• Given request
Reproduce every line of the records below with no changes.

Layout element annotations
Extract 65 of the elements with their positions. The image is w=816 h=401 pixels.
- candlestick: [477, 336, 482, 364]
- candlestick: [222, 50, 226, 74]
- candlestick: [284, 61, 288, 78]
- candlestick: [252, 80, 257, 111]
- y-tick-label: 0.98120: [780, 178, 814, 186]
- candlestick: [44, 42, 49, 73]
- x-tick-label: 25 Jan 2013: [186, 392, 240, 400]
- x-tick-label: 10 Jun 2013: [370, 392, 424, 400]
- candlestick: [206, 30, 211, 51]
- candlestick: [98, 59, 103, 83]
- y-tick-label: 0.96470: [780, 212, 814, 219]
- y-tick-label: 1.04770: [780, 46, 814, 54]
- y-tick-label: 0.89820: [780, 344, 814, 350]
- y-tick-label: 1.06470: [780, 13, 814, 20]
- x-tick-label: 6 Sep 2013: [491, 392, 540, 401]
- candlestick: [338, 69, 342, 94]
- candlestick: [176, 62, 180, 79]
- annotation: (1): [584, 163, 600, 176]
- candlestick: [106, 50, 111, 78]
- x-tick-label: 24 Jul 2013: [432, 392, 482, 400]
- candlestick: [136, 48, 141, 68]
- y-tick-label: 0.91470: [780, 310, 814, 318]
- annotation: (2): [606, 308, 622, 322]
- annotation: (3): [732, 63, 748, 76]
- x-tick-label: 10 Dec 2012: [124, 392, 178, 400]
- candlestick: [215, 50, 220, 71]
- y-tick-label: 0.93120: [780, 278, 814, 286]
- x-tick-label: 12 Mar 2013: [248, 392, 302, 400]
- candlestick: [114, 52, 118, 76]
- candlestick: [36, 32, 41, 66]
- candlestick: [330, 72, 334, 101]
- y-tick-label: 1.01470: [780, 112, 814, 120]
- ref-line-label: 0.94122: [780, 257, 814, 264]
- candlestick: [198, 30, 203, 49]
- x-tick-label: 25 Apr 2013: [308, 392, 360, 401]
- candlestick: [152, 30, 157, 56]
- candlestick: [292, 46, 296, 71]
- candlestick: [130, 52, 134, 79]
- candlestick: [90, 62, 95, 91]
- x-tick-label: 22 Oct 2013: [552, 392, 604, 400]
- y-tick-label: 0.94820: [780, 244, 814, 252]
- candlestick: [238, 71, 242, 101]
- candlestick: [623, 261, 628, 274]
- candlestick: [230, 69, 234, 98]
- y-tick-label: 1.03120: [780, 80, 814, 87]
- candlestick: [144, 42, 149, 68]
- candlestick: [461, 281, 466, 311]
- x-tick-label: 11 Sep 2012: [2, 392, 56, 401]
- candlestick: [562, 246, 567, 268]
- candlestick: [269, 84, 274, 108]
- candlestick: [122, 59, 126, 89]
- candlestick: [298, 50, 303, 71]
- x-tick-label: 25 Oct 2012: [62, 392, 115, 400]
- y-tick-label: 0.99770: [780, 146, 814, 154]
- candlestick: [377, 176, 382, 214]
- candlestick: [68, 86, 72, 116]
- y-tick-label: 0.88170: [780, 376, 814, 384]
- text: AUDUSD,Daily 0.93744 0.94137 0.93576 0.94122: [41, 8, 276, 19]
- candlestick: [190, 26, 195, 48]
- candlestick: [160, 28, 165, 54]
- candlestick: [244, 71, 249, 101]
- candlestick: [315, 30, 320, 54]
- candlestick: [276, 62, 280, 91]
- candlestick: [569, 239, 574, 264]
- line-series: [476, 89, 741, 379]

• Finished exercise
Extract 65 of the elements with their positions. The image is w=816 h=401 pixels.
- candlestick: [477, 336, 482, 364]
- candlestick: [222, 50, 226, 74]
- candlestick: [284, 61, 288, 78]
- candlestick: [252, 80, 257, 111]
- y-tick-label: 0.98120: [780, 178, 814, 186]
- candlestick: [44, 42, 49, 73]
- x-tick-label: 25 Jan 2013: [186, 392, 240, 400]
- x-tick-label: 10 Jun 2013: [370, 392, 424, 400]
- candlestick: [206, 30, 211, 51]
- candlestick: [98, 59, 103, 83]
- y-tick-label: 0.96470: [780, 212, 814, 219]
- y-tick-label: 1.04770: [780, 46, 814, 54]
- y-tick-label: 0.89820: [780, 344, 814, 350]
- y-tick-label: 1.06470: [780, 13, 814, 20]
- x-tick-label: 6 Sep 2013: [491, 392, 540, 401]
- candlestick: [338, 69, 342, 94]
- candlestick: [176, 62, 180, 79]
- annotation: (1): [584, 163, 600, 176]
- candlestick: [106, 50, 111, 78]
- x-tick-label: 24 Jul 2013: [432, 392, 482, 400]
- candlestick: [136, 48, 141, 68]
- y-tick-label: 0.91470: [780, 310, 814, 318]
- annotation: (2): [606, 308, 622, 322]
- annotation: (3): [732, 63, 748, 76]
- x-tick-label: 10 Dec 2012: [124, 392, 178, 400]
- candlestick: [215, 50, 220, 71]
- y-tick-label: 0.93120: [780, 278, 814, 286]
- x-tick-label: 12 Mar 2013: [248, 392, 302, 400]
- candlestick: [114, 52, 118, 76]
- candlestick: [36, 32, 41, 66]
- candlestick: [330, 72, 334, 101]
- y-tick-label: 1.01470: [780, 112, 814, 120]
- ref-line-label: 0.94122: [780, 257, 814, 264]
- candlestick: [198, 30, 203, 49]
- x-tick-label: 25 Apr 2013: [308, 392, 360, 401]
- candlestick: [152, 30, 157, 56]
- candlestick: [292, 46, 296, 71]
- candlestick: [130, 52, 134, 79]
- candlestick: [90, 62, 95, 91]
- x-tick-label: 22 Oct 2013: [552, 392, 604, 400]
- y-tick-label: 0.94820: [780, 244, 814, 252]
- candlestick: [238, 71, 242, 101]
- candlestick: [623, 261, 628, 274]
- candlestick: [230, 69, 234, 98]
- y-tick-label: 1.03120: [780, 80, 814, 87]
- candlestick: [144, 42, 149, 68]
- candlestick: [461, 281, 466, 311]
- x-tick-label: 11 Sep 2012: [2, 392, 56, 401]
- candlestick: [562, 246, 567, 268]
- candlestick: [269, 84, 274, 108]
- candlestick: [122, 59, 126, 89]
- candlestick: [298, 50, 303, 71]
- x-tick-label: 25 Oct 2012: [62, 392, 115, 400]
- y-tick-label: 0.99770: [780, 146, 814, 154]
- candlestick: [377, 176, 382, 214]
- candlestick: [68, 86, 72, 116]
- y-tick-label: 0.88170: [780, 376, 814, 384]
- text: AUDUSD,Daily 0.93744 0.94137 0.93576 0.94122: [41, 8, 276, 19]
- candlestick: [190, 26, 195, 48]
- candlestick: [160, 28, 165, 54]
- candlestick: [244, 71, 249, 101]
- candlestick: [315, 30, 320, 54]
- candlestick: [276, 62, 280, 91]
- candlestick: [569, 239, 574, 264]
- line-series: [476, 89, 741, 379]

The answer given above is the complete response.